**** Dataset records ****

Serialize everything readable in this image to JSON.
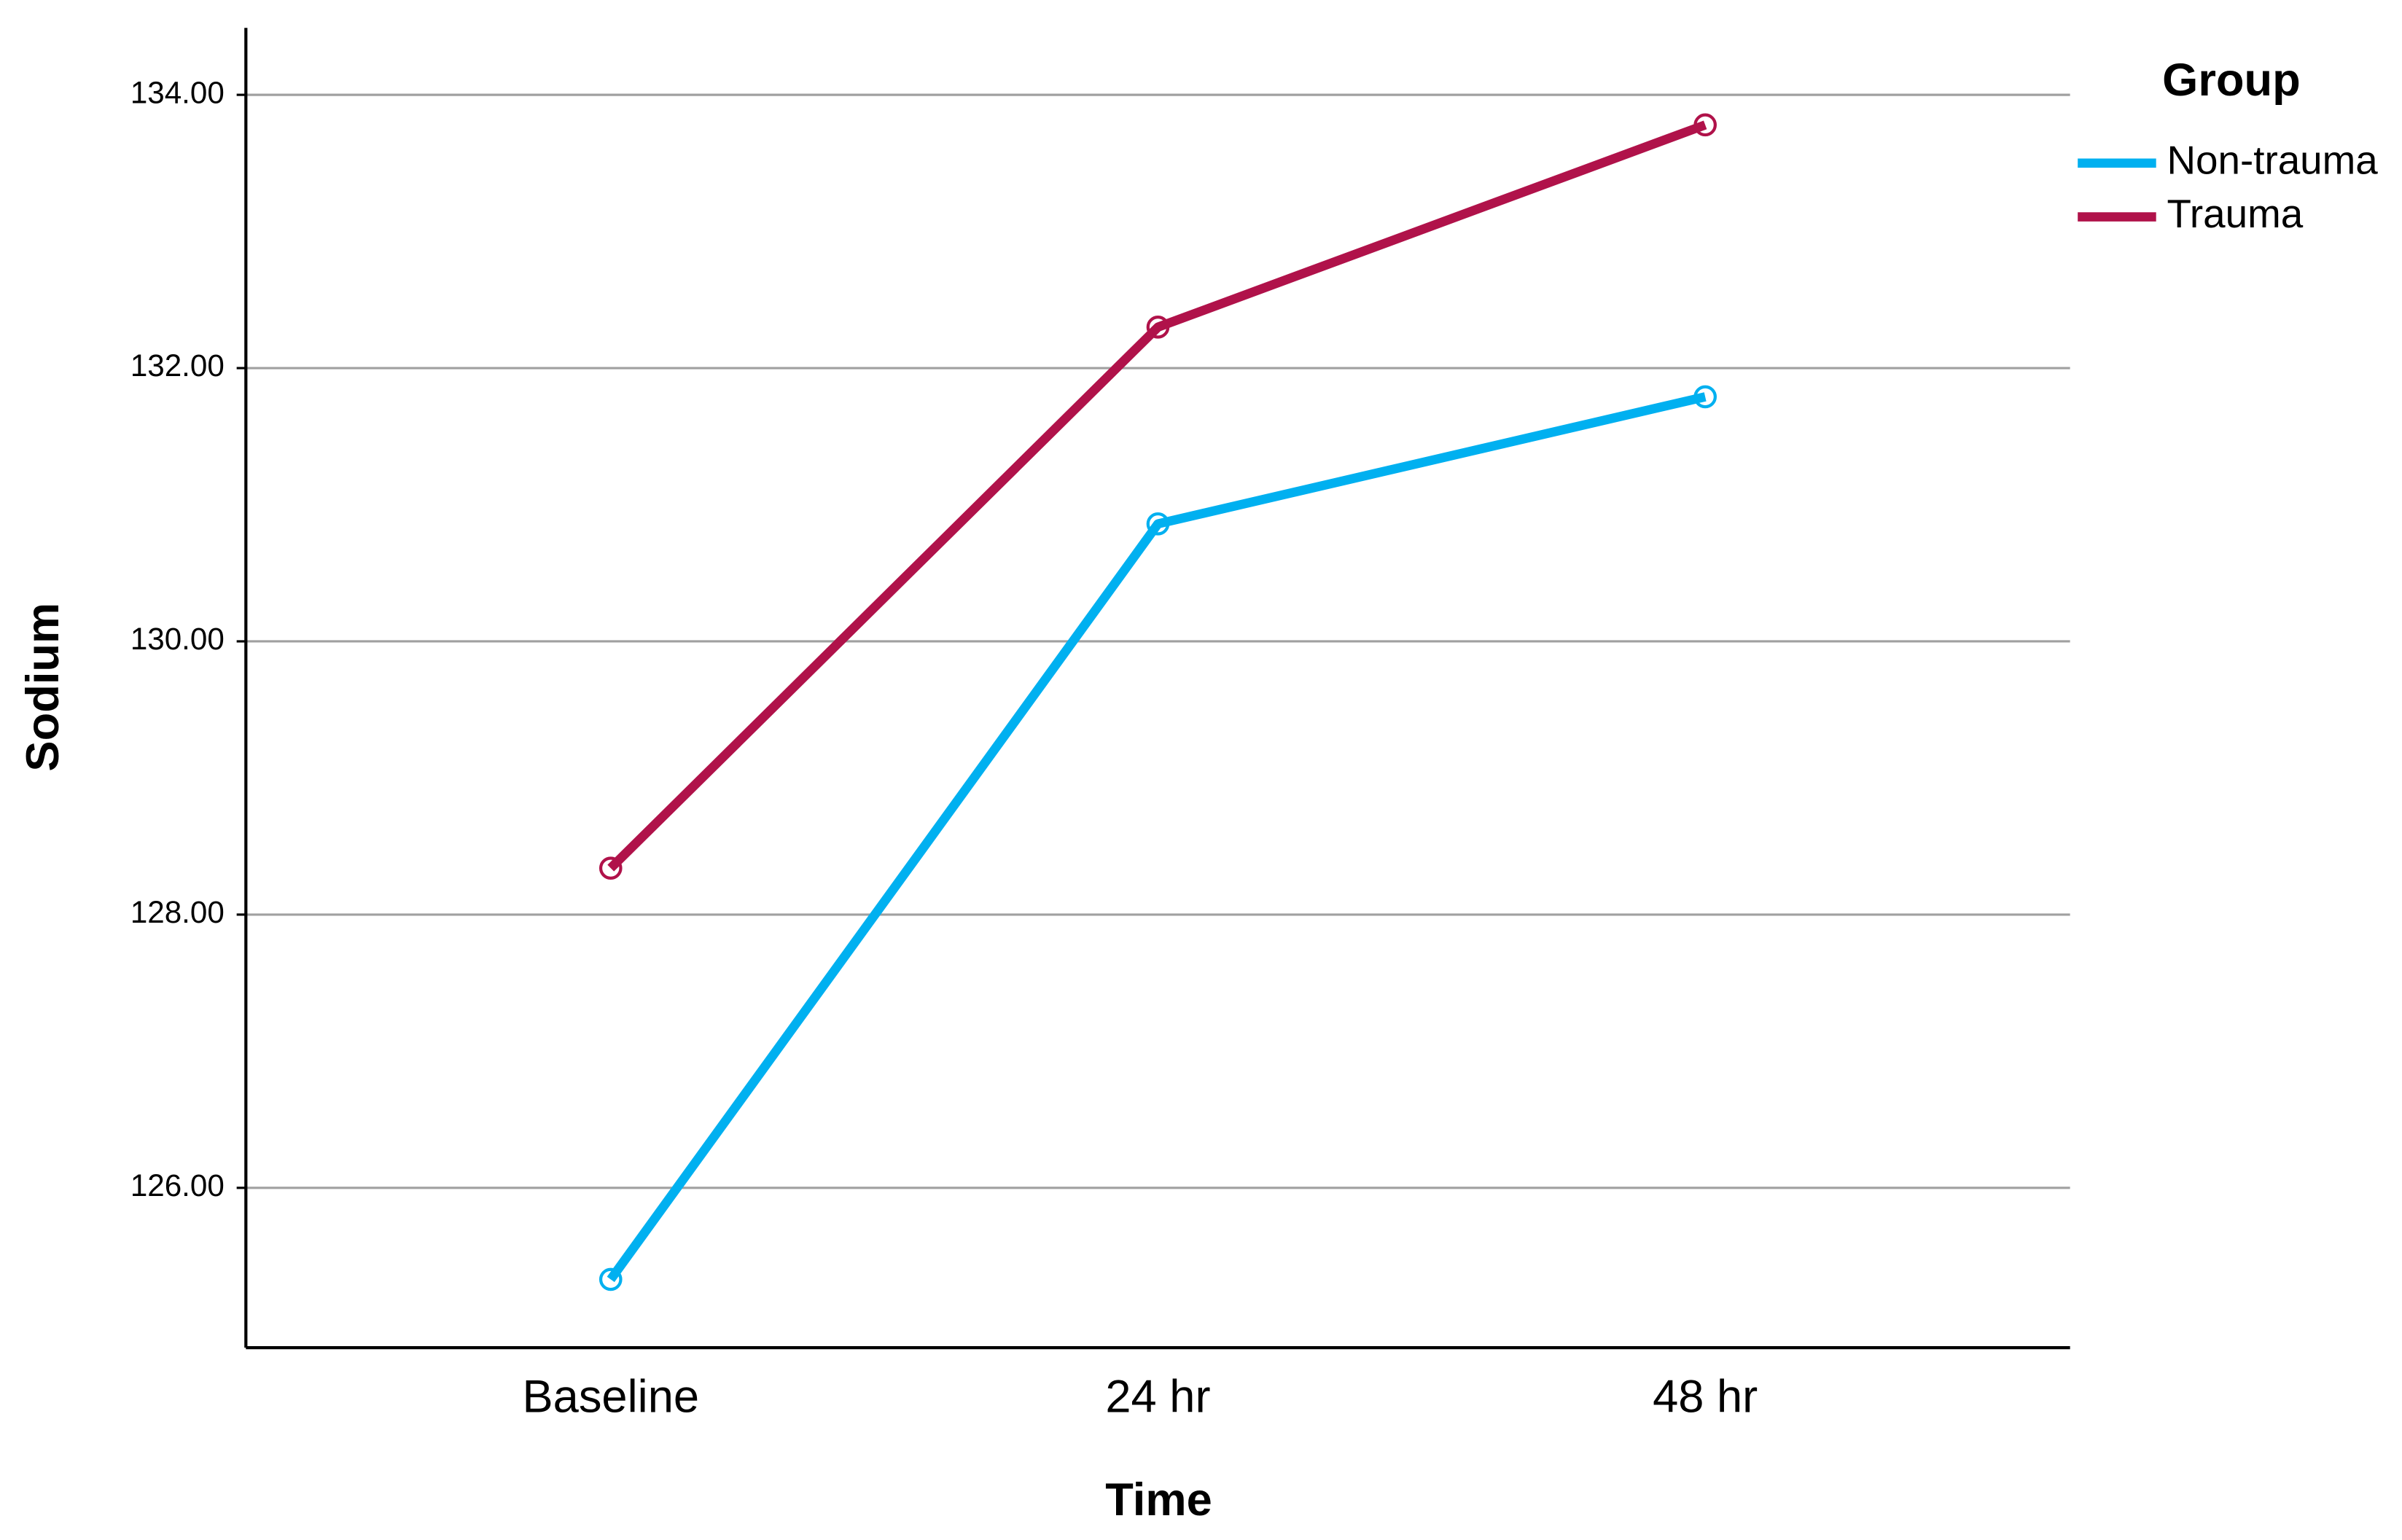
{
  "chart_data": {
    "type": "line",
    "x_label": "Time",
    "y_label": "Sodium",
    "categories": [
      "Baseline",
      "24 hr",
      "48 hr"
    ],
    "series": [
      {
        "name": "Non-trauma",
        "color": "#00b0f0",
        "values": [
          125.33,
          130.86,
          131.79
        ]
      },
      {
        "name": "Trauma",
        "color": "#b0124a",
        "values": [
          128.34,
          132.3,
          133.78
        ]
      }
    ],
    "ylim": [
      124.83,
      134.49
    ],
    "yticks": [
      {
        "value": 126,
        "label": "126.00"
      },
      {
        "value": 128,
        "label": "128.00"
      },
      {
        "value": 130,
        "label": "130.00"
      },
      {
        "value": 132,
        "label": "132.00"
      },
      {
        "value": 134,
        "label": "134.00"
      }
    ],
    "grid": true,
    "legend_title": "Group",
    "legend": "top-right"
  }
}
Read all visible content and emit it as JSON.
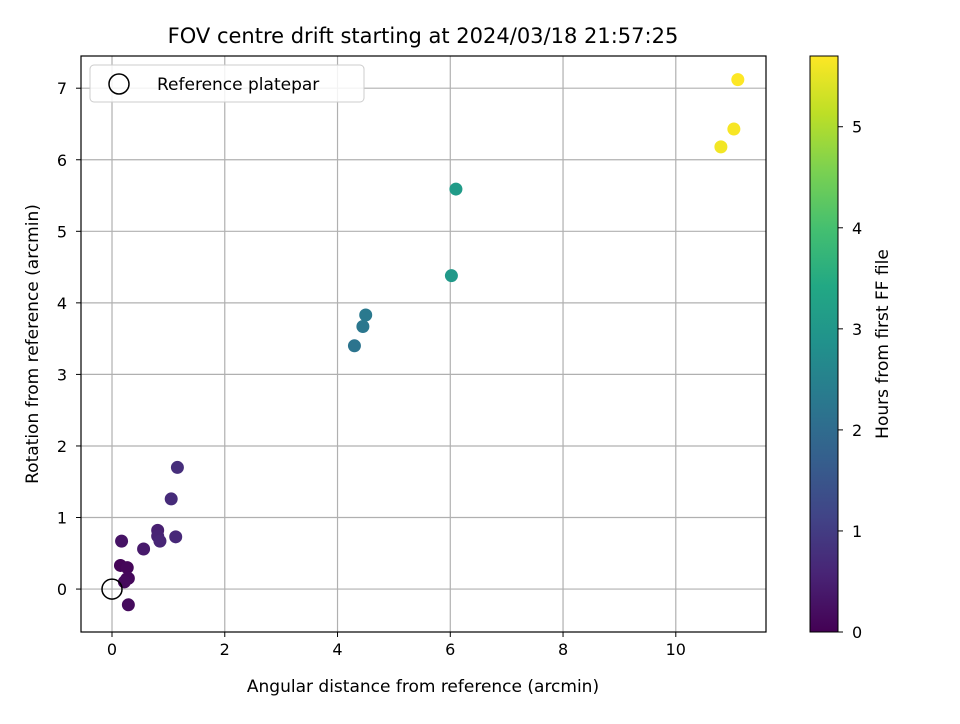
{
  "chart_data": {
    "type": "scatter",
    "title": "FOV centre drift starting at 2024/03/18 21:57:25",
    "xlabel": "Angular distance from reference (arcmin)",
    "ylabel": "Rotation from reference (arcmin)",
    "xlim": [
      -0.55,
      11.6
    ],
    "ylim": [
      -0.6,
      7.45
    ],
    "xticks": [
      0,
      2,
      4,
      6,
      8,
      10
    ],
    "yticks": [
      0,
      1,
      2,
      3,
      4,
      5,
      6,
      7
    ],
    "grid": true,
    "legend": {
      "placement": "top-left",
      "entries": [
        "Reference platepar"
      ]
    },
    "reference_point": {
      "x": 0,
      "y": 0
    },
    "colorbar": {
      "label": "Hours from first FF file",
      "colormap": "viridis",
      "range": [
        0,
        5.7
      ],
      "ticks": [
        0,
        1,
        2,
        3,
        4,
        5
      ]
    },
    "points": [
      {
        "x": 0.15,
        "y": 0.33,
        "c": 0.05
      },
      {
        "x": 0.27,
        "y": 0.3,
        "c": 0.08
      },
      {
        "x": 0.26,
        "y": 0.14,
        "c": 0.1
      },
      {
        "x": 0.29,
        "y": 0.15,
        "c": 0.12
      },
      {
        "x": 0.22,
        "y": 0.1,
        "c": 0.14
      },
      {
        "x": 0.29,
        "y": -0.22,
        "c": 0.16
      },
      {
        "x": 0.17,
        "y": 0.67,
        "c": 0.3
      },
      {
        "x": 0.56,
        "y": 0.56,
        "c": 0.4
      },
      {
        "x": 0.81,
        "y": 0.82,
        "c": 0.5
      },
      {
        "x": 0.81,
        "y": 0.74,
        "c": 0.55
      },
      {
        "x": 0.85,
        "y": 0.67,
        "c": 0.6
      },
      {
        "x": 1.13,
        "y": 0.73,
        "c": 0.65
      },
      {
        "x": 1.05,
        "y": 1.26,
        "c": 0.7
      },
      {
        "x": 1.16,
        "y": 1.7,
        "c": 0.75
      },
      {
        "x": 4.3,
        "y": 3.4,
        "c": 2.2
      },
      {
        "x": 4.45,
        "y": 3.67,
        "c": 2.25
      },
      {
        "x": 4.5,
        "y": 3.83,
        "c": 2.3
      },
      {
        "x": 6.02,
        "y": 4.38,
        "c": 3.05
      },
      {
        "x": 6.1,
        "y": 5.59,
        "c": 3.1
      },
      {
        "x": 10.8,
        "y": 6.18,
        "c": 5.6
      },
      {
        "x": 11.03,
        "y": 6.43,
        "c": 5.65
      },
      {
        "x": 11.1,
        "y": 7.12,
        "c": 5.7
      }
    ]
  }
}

****

→ Task:
Your copy should hold every record word for word and none of the pictures.

→ Reply to the task:
Serialize everything readable in this image to JSON.
{
  "chart_data": {
    "type": "line",
    "x_label": "Time",
    "y_label": "Sodium",
    "categories": [
      "Baseline",
      "24 hr",
      "48 hr"
    ],
    "series": [
      {
        "name": "Non-trauma",
        "color": "#00b0f0",
        "values": [
          125.33,
          130.86,
          131.79
        ]
      },
      {
        "name": "Trauma",
        "color": "#b0124a",
        "values": [
          128.34,
          132.3,
          133.78
        ]
      }
    ],
    "ylim": [
      124.83,
      134.49
    ],
    "yticks": [
      {
        "value": 126,
        "label": "126.00"
      },
      {
        "value": 128,
        "label": "128.00"
      },
      {
        "value": 130,
        "label": "130.00"
      },
      {
        "value": 132,
        "label": "132.00"
      },
      {
        "value": 134,
        "label": "134.00"
      }
    ],
    "grid": true,
    "legend_title": "Group",
    "legend": "top-right"
  }
}
Read all visible content and emit it as JSON.
{
  "chart_data": {
    "type": "scatter",
    "title": "FOV centre drift starting at 2024/03/18 21:57:25",
    "xlabel": "Angular distance from reference (arcmin)",
    "ylabel": "Rotation from reference (arcmin)",
    "xlim": [
      -0.55,
      11.6
    ],
    "ylim": [
      -0.6,
      7.45
    ],
    "xticks": [
      0,
      2,
      4,
      6,
      8,
      10
    ],
    "yticks": [
      0,
      1,
      2,
      3,
      4,
      5,
      6,
      7
    ],
    "grid": true,
    "legend": {
      "placement": "top-left",
      "entries": [
        "Reference platepar"
      ]
    },
    "reference_point": {
      "x": 0,
      "y": 0
    },
    "colorbar": {
      "label": "Hours from first FF file",
      "colormap": "viridis",
      "range": [
        0,
        5.7
      ],
      "ticks": [
        0,
        1,
        2,
        3,
        4,
        5
      ]
    },
    "points": [
      {
        "x": 0.15,
        "y": 0.33,
        "c": 0.05
      },
      {
        "x": 0.27,
        "y": 0.3,
        "c": 0.08
      },
      {
        "x": 0.26,
        "y": 0.14,
        "c": 0.1
      },
      {
        "x": 0.29,
        "y": 0.15,
        "c": 0.12
      },
      {
        "x": 0.22,
        "y": 0.1,
        "c": 0.14
      },
      {
        "x": 0.29,
        "y": -0.22,
        "c": 0.16
      },
      {
        "x": 0.17,
        "y": 0.67,
        "c": 0.3
      },
      {
        "x": 0.56,
        "y": 0.56,
        "c": 0.4
      },
      {
        "x": 0.81,
        "y": 0.82,
        "c": 0.5
      },
      {
        "x": 0.81,
        "y": 0.74,
        "c": 0.55
      },
      {
        "x": 0.85,
        "y": 0.67,
        "c": 0.6
      },
      {
        "x": 1.13,
        "y": 0.73,
        "c": 0.65
      },
      {
        "x": 1.05,
        "y": 1.26,
        "c": 0.7
      },
      {
        "x": 1.16,
        "y": 1.7,
        "c": 0.75
      },
      {
        "x": 4.3,
        "y": 3.4,
        "c": 2.2
      },
      {
        "x": 4.45,
        "y": 3.67,
        "c": 2.25
      },
      {
        "x": 4.5,
        "y": 3.83,
        "c": 2.3
      },
      {
        "x": 6.02,
        "y": 4.38,
        "c": 3.05
      },
      {
        "x": 6.1,
        "y": 5.59,
        "c": 3.1
      },
      {
        "x": 10.8,
        "y": 6.18,
        "c": 5.6
      },
      {
        "x": 11.03,
        "y": 6.43,
        "c": 5.65
      },
      {
        "x": 11.1,
        "y": 7.12,
        "c": 5.7
      }
    ]
  }
}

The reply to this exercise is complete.